Data entries:
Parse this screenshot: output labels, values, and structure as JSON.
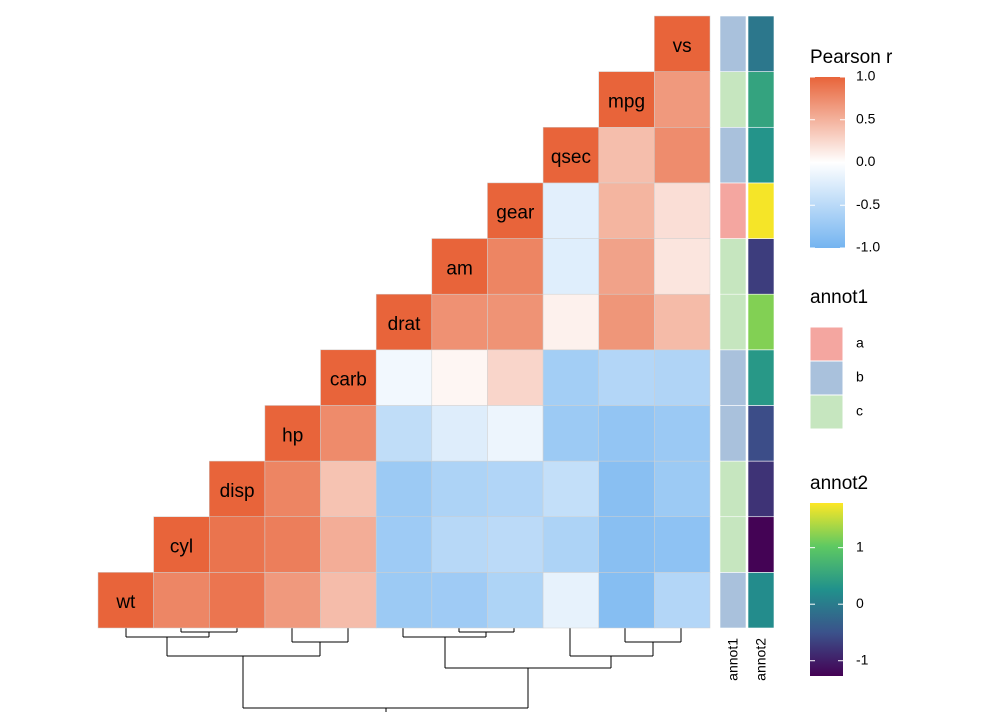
{
  "chart_data": {
    "type": "heatmap",
    "variables": [
      "wt",
      "cyl",
      "disp",
      "hp",
      "carb",
      "drat",
      "am",
      "gear",
      "qsec",
      "mpg",
      "vs"
    ],
    "matrix": [
      [
        1,
        0.78,
        0.89,
        0.66,
        0.43,
        -0.71,
        -0.69,
        -0.58,
        -0.17,
        -0.87,
        -0.55
      ],
      [
        null,
        1,
        0.9,
        0.83,
        0.53,
        -0.7,
        -0.52,
        -0.49,
        -0.59,
        -0.85,
        -0.81
      ],
      [
        null,
        null,
        1,
        0.79,
        0.39,
        -0.71,
        -0.59,
        -0.56,
        -0.43,
        -0.85,
        -0.71
      ],
      [
        null,
        null,
        null,
        1,
        0.75,
        -0.45,
        -0.24,
        -0.13,
        -0.71,
        -0.78,
        -0.72
      ],
      [
        null,
        null,
        null,
        null,
        1,
        -0.09,
        0.06,
        0.27,
        -0.66,
        -0.55,
        -0.57
      ],
      [
        null,
        null,
        null,
        null,
        null,
        1,
        0.71,
        0.7,
        0.09,
        0.68,
        0.44
      ],
      [
        null,
        null,
        null,
        null,
        null,
        null,
        1,
        0.79,
        -0.23,
        0.6,
        0.17
      ],
      [
        null,
        null,
        null,
        null,
        null,
        null,
        null,
        1,
        -0.21,
        0.48,
        0.21
      ],
      [
        null,
        null,
        null,
        null,
        null,
        null,
        null,
        null,
        1,
        0.42,
        0.74
      ],
      [
        null,
        null,
        null,
        null,
        null,
        null,
        null,
        null,
        null,
        1,
        0.66
      ],
      [
        null,
        null,
        null,
        null,
        null,
        null,
        null,
        null,
        null,
        null,
        1
      ]
    ],
    "color_low": "#74b4f0",
    "color_mid": "#ffffff",
    "color_high": "#e8643a",
    "legend_title": "Pearson r",
    "clim": [
      -1,
      1
    ],
    "cticks": [
      {
        "value": 1,
        "label": "1.0"
      },
      {
        "value": 0.5,
        "label": "0.5"
      },
      {
        "value": 0,
        "label": "0.0"
      },
      {
        "value": -0.5,
        "label": "-0.5"
      },
      {
        "value": -1,
        "label": "-1.0"
      }
    ],
    "annot1": {
      "name": "annot1",
      "levels": [
        "a",
        "b",
        "c"
      ],
      "colors": [
        "#f4a6a0",
        "#a9c1dc",
        "#c6e6bf"
      ],
      "values": [
        "b",
        "c",
        "c",
        "b",
        "b",
        "c",
        "c",
        "a",
        "b",
        "c",
        "b"
      ]
    },
    "annot2": {
      "name": "annot2",
      "colors": [
        "#440154",
        "#3b528b",
        "#21918c",
        "#5ec962",
        "#fde725"
      ],
      "lim": [
        -1.27,
        1.79
      ],
      "ticks": [
        -1,
        0,
        1
      ],
      "values": [
        0.2,
        -1.25,
        -0.8,
        -0.55,
        0.35,
        1.2,
        -0.7,
        1.75,
        0.3,
        0.5,
        -0.05
      ]
    }
  }
}
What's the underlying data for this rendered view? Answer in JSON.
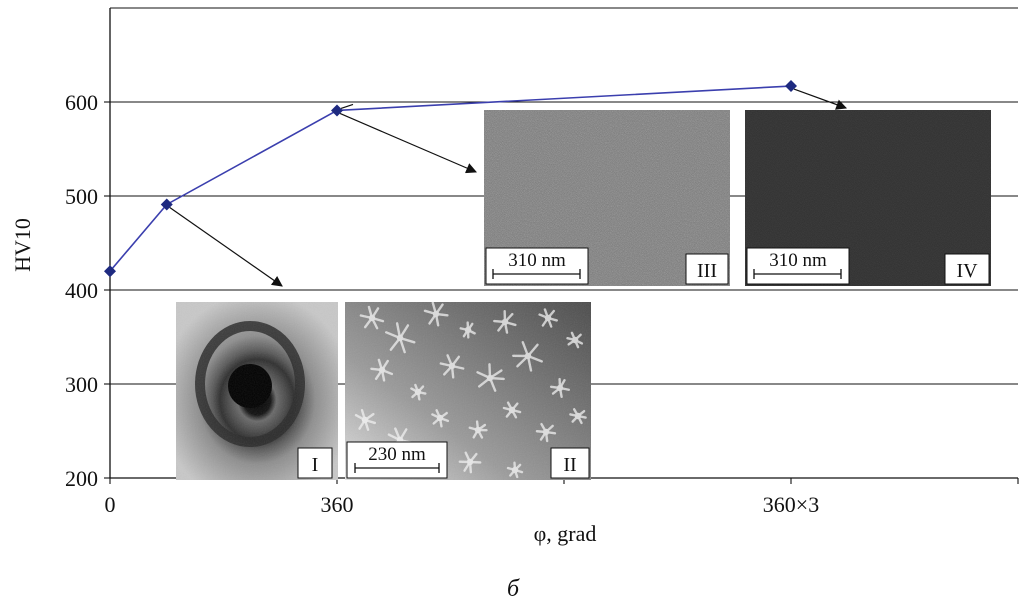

Task to carry out:
Identify and extract each line of the listing that contains "JSON".

Worked solution:
Parse this screenshot: output labels, values, and structure as JSON.
What's the underlying data for this rendered view? Answer in JSON.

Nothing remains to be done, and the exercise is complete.